THE REQUEST =
Pull out every line with the word "chơi" from the entries below.

Stored entries
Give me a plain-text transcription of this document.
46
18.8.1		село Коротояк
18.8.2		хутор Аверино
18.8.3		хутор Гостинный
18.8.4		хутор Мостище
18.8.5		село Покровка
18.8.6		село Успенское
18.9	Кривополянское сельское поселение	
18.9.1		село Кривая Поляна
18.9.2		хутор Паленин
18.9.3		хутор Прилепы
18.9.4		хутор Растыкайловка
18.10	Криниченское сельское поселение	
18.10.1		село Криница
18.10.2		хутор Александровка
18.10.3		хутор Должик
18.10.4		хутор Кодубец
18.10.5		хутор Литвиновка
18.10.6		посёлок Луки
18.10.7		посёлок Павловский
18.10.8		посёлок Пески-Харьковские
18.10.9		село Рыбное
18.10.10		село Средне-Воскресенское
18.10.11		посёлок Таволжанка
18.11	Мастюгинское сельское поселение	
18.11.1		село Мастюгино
* * *
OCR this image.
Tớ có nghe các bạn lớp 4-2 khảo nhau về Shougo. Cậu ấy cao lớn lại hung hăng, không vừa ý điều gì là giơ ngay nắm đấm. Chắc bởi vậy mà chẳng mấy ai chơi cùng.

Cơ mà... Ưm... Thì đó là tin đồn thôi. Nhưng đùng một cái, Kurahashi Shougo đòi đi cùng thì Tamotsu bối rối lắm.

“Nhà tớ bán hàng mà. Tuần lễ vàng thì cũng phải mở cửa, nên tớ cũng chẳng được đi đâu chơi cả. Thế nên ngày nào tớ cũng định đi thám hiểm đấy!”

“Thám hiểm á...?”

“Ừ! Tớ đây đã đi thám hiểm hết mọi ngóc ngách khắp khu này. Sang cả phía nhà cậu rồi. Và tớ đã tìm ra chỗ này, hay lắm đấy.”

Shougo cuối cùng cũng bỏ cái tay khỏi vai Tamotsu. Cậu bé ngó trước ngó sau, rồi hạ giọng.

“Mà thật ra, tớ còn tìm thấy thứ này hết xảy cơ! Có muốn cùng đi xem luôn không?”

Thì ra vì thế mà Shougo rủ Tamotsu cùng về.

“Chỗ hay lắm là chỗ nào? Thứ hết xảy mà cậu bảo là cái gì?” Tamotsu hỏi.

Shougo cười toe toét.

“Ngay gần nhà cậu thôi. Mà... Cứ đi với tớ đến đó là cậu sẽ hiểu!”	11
...
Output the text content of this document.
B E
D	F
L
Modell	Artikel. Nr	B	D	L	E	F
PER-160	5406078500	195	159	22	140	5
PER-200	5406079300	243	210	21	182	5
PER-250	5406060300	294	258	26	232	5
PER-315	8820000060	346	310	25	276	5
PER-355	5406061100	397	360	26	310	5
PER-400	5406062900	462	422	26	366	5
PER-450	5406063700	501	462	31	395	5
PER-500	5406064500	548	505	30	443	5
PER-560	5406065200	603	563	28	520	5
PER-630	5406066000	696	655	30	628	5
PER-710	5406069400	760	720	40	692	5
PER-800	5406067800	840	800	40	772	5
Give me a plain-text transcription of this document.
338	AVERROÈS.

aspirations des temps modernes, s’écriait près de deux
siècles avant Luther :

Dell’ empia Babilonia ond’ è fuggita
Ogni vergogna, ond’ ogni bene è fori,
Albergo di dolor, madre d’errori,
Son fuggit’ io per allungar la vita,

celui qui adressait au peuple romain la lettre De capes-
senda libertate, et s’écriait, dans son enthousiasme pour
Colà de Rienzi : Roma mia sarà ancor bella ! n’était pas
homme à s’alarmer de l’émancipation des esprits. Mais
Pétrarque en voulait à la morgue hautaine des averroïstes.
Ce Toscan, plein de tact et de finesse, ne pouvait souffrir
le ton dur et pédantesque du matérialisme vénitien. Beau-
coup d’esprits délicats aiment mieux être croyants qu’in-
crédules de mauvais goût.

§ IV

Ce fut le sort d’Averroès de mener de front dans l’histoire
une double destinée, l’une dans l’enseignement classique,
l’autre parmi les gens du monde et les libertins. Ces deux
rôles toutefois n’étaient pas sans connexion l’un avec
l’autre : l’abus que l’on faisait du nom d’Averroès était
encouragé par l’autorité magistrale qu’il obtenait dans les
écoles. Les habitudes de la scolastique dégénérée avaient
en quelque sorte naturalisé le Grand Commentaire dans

ANSWER TO THE EXERCISE =
Tớ có nghe các bạn lớp 4-2 khảo nhau về Shougo. Cậu ấy cao lớn lại hung hăng, không vừa ý điều gì là giơ ngay nắm đấm. Chắc bởi vậy mà chẳng mấy ai chơi cùng.
“Nhà tớ bán hàng mà. Tuần lễ vàng thì cũng phải mở cửa, nên tớ cũng chẳng được đi đâu chơi cả. Thế nên ngày nào tớ cũng định đi thám hiểm đấy!”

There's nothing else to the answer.